[Stored items from a collection]
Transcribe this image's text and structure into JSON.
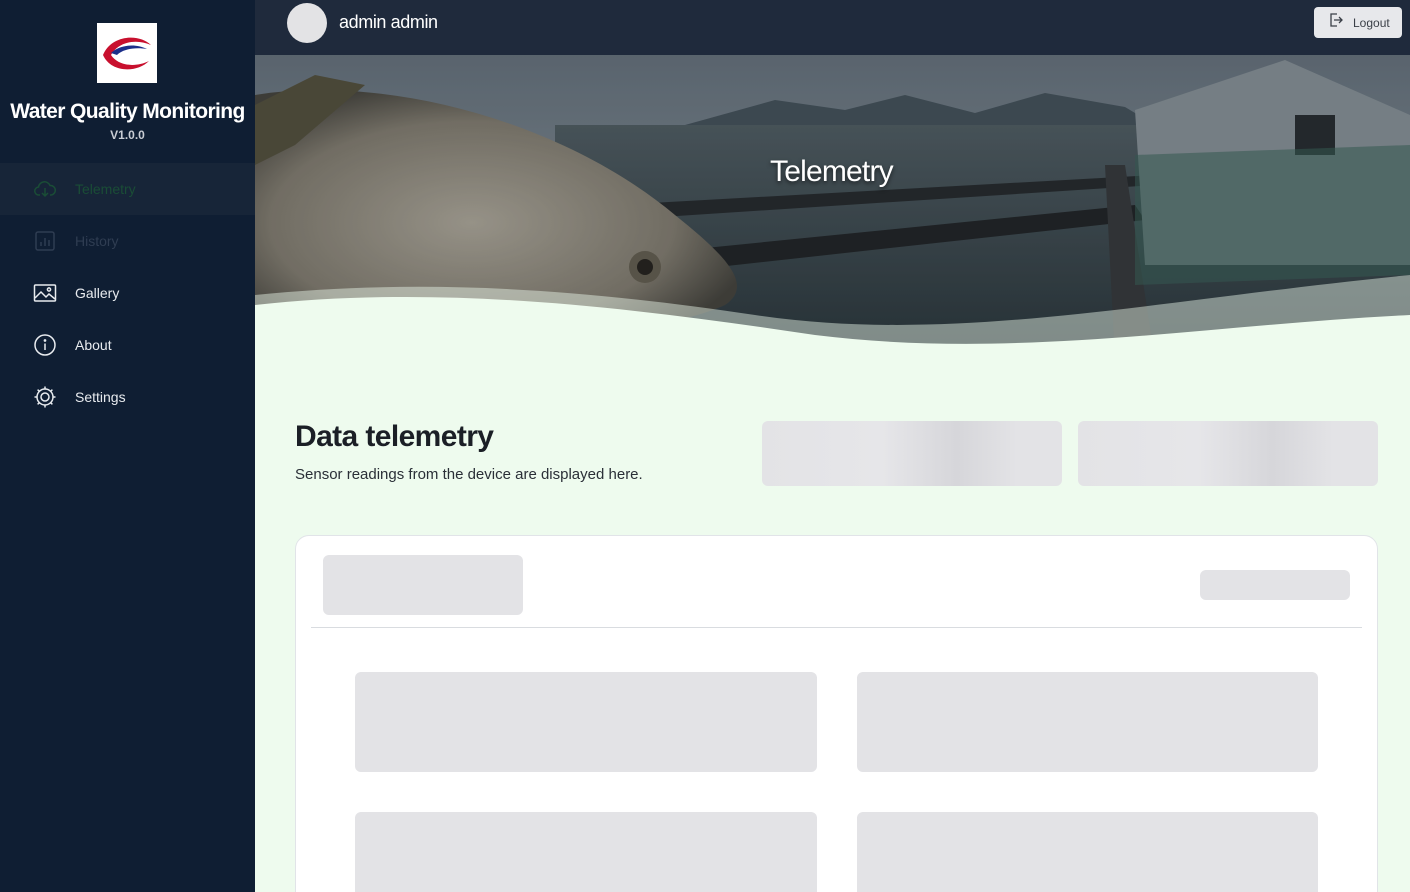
{
  "sidebar": {
    "app_title": "Water Quality Monitoring",
    "version": "V1.0.0",
    "items": [
      {
        "label": "Telemetry",
        "icon": "cloud-download-icon"
      },
      {
        "label": "History",
        "icon": "bar-chart-icon"
      },
      {
        "label": "Gallery",
        "icon": "image-icon"
      },
      {
        "label": "About",
        "icon": "info-icon"
      },
      {
        "label": "Settings",
        "icon": "gear-icon"
      }
    ]
  },
  "header": {
    "username": "admin admin",
    "logout_label": "Logout"
  },
  "hero": {
    "title": "Telemetry"
  },
  "main": {
    "title": "Data telemetry",
    "subtitle": "Sensor readings from the device are displayed here."
  },
  "colors": {
    "sidebar_bg": "#0f1e33",
    "topbar_bg": "#1f2a3c",
    "page_bg": "#eefbee",
    "skeleton": "#e3e3e6"
  }
}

■ Job:
Copy every line above in which the string "icon" shows up.

■ Answer in full:
        "icon": "cloud-download-icon"
        "icon": "bar-chart-icon"
        "icon": "image-icon"
        "icon": "info-icon"
        "icon": "gear-icon"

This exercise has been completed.